* _Given task_
Take the listing and print it in full, exactly as given.

──────

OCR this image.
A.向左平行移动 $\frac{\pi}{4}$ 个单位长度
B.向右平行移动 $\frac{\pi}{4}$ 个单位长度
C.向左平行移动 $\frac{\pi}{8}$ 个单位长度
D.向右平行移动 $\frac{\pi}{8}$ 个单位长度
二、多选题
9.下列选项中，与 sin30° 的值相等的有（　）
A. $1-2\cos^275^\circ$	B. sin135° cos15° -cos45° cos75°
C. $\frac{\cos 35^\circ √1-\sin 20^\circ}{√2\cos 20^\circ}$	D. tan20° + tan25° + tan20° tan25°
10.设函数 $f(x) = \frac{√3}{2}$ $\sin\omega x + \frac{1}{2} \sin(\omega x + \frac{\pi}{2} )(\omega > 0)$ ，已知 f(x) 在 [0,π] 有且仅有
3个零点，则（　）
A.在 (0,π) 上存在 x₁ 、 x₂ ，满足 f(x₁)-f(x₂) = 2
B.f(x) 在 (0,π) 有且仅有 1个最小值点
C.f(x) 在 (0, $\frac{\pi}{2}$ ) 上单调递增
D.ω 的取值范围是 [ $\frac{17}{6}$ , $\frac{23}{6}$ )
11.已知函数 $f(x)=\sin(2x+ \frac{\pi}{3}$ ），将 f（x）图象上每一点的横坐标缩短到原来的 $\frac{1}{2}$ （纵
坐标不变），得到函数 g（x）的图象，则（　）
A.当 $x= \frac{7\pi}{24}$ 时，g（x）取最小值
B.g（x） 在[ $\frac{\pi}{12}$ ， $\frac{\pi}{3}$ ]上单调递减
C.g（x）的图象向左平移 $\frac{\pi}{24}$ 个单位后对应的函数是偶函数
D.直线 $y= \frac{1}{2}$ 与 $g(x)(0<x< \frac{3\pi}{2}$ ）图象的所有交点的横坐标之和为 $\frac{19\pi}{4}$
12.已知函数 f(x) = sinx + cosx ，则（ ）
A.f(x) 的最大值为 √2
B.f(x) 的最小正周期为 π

──────

* _Problem solution_
OCR this image.
A.向左平行移动 $\frac{\pi}{4}$ 个单位长度
B.向右平行移动 $\frac{\pi}{4}$ 个单位长度
C.向左平行移动 $\frac{\pi}{8}$ 个单位长度
D.向右平行移动 $\frac{\pi}{8}$ 个单位长度
二、多选题
9.下列选项中，与 sin30° 的值相等的有（　）
A. $1-2\cos^275^\circ$	B. sin135° cos15° -cos45° cos75°
C. $\frac{\cos 35^\circ √1-\sin 20^\circ}{√2\cos 20^\circ}$	D. tan20° + tan25° + tan20° tan25°
10.设函数 $f(x) = \frac{√3}{2}$ $\sin\omega x + \frac{1}{2} \sin(\omega x + \frac{\pi}{2} )(\omega > 0)$ ，已知 f(x) 在 [0,π] 有且仅有
3个零点，则（　）
A.在 (0,π) 上存在 x₁ 、 x₂ ，满足 f(x₁)-f(x₂) = 2
B.f(x) 在 (0,π) 有且仅有 1个最小值点
C.f(x) 在 (0, $\frac{\pi}{2}$ ) 上单调递增
D.ω 的取值范围是 [ $\frac{17}{6}$ , $\frac{23}{6}$ )
11.已知函数 $f(x)=\sin(2x+ \frac{\pi}{3}$ ），将 f（x）图象上每一点的横坐标缩短到原来的 $\frac{1}{2}$ （纵
坐标不变），得到函数 g（x）的图象，则（　）
A.当 $x= \frac{7\pi}{24}$ 时，g（x）取最小值
B.g（x） 在[ $\frac{\pi}{12}$ ， $\frac{\pi}{3}$ ]上单调递减
C.g（x）的图象向左平移 $\frac{\pi}{24}$ 个单位后对应的函数是偶函数
D.直线 $y= \frac{1}{2}$ 与 $g(x)(0<x< \frac{3\pi}{2}$ ）图象的所有交点的横坐标之和为 $\frac{19\pi}{4}$
12.已知函数 f(x) = sinx + cosx ，则（ ）
A.f(x) 的最大值为 √2
B.f(x) 的最小正周期为 π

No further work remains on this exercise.